■ **OBJECTIVE**
From the entries below, gather each line containing the word "change".

■ **RECORDS TO PROCESS**
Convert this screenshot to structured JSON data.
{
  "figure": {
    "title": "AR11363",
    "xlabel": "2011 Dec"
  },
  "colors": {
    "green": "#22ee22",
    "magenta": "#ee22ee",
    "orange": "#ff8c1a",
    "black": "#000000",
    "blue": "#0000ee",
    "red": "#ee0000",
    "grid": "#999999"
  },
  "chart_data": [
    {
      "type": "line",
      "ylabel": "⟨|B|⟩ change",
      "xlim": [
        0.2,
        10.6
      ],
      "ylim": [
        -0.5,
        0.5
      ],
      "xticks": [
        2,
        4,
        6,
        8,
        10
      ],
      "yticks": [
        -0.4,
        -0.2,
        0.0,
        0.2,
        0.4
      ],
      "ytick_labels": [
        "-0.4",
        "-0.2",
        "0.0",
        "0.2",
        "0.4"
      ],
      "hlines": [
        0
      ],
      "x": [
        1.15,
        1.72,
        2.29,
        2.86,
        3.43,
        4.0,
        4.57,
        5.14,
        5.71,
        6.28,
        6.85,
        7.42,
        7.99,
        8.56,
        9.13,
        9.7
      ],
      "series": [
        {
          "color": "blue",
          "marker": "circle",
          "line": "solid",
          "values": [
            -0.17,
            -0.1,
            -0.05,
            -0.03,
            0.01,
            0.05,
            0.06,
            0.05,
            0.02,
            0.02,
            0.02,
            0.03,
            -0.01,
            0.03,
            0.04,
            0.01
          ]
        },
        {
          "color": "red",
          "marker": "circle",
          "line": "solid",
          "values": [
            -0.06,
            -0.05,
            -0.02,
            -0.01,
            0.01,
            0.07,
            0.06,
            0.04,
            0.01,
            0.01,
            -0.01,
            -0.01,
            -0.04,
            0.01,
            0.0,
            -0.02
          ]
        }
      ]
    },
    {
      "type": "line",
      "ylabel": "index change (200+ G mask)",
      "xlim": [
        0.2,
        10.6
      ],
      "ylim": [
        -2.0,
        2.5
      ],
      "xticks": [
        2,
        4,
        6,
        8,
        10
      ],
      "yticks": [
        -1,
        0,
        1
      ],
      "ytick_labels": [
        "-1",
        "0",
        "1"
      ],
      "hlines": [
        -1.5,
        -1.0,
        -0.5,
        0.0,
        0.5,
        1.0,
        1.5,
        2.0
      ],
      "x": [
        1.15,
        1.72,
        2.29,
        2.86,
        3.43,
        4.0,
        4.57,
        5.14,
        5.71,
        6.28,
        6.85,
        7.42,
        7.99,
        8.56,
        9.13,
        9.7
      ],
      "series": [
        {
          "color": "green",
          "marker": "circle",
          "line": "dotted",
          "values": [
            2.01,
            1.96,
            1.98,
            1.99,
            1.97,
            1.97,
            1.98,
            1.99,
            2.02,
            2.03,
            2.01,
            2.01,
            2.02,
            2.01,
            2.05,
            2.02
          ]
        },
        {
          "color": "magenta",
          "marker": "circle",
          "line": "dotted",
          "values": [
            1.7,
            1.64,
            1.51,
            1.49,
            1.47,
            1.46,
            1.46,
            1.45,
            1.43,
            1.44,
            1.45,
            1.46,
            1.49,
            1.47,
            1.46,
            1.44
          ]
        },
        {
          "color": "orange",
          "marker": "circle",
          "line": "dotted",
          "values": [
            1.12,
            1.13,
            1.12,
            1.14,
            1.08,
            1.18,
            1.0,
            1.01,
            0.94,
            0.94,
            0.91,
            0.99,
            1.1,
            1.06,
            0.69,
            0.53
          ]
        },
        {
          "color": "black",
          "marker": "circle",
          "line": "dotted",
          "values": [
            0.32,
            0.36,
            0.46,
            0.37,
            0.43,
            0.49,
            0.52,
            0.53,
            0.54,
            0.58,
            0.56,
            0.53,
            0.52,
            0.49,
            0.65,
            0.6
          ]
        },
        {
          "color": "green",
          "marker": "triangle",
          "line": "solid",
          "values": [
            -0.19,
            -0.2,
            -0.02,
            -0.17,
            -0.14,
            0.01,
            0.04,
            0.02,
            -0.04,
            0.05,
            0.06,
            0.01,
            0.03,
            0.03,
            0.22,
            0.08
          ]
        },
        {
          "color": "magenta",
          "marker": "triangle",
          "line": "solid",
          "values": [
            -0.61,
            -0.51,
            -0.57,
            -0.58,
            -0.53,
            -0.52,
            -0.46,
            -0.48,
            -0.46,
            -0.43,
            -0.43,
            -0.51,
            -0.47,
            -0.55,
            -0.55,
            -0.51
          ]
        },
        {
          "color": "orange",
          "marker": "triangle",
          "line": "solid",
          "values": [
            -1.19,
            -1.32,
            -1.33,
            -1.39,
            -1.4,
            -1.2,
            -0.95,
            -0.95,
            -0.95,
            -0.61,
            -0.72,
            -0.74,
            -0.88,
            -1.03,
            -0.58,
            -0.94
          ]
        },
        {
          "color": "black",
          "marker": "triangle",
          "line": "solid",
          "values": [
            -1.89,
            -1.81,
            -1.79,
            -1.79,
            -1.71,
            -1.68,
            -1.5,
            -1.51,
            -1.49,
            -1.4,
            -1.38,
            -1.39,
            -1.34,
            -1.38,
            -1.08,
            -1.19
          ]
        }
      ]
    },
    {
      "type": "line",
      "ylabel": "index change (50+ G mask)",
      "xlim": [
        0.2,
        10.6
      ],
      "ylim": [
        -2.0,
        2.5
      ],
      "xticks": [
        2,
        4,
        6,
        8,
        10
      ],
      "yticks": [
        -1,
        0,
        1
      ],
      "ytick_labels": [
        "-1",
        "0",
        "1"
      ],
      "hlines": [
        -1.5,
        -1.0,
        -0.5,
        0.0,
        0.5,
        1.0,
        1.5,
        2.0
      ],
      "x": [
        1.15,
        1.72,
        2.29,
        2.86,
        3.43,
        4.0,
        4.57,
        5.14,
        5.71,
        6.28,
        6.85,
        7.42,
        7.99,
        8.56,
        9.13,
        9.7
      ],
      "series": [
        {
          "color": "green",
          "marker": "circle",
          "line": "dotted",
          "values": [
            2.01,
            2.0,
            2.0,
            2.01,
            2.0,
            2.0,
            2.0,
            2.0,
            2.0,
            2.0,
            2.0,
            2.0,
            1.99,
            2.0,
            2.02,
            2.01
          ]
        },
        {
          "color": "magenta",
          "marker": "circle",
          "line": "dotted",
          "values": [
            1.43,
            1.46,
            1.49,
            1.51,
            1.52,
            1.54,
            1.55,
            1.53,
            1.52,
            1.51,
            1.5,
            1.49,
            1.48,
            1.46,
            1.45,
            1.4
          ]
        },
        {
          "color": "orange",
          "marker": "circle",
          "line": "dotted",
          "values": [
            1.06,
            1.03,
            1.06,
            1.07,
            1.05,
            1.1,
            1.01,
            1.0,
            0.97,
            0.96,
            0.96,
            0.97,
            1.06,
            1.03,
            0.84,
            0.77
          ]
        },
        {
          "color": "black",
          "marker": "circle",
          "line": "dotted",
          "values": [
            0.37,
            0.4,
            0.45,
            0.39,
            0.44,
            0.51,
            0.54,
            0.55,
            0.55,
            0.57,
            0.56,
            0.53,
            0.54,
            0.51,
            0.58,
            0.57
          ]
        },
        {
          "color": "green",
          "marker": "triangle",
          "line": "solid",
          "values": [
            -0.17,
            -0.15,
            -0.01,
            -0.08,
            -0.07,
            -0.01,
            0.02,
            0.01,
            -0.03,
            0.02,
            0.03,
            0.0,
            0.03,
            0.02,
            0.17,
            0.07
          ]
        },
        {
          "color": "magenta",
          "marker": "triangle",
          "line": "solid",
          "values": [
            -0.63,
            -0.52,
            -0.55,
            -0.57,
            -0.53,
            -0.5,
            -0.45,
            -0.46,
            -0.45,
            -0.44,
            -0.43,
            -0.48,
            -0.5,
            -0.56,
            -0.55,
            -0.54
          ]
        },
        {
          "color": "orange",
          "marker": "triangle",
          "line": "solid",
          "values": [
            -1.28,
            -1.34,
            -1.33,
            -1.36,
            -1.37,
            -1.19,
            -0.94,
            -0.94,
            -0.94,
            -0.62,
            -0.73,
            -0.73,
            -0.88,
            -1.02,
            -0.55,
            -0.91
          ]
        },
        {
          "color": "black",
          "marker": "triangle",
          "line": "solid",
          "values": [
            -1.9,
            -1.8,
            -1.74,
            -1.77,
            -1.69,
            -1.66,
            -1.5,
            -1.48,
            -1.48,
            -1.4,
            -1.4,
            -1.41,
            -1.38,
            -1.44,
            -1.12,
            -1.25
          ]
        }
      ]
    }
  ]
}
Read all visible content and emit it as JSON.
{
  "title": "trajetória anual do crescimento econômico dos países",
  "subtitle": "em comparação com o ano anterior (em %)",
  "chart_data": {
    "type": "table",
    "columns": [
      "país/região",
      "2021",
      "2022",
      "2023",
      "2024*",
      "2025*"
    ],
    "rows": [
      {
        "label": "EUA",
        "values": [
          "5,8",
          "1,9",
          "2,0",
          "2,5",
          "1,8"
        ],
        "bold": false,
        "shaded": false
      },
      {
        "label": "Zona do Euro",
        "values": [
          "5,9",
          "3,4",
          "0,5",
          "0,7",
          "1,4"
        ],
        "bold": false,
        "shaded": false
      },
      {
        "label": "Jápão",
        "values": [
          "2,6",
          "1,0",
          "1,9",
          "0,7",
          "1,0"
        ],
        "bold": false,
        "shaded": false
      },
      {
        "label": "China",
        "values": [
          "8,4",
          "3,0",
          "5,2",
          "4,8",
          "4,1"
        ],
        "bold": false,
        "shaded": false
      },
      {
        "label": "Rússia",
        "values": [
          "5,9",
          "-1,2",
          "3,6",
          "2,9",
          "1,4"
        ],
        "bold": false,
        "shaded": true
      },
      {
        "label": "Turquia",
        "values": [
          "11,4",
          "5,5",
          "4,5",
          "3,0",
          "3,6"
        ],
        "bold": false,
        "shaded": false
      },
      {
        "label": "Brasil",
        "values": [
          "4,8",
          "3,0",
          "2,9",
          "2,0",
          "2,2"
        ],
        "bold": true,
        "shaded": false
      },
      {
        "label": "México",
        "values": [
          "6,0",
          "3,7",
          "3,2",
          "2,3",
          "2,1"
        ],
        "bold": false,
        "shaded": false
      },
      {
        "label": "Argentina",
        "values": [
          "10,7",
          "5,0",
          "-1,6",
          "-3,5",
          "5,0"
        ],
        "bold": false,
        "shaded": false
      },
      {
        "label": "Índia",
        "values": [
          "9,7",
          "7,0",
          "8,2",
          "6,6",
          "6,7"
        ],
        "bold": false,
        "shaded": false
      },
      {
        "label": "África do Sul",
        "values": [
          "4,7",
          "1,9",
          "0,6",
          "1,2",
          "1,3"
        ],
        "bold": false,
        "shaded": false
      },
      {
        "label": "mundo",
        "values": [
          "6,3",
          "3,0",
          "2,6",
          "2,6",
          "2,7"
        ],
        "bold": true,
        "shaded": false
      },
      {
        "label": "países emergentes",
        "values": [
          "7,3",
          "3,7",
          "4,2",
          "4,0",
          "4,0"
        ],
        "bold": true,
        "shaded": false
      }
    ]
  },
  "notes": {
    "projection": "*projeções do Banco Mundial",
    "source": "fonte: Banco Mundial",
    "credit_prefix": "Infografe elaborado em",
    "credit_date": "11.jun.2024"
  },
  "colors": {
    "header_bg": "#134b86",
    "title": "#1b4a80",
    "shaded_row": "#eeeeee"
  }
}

■ **FINISHED EXERCISE**
      "ylabel": "⟨|B|⟩ change",
      "ylabel": "index change (200+ G mask)",
      "ylabel": "index change (50+ G mask)",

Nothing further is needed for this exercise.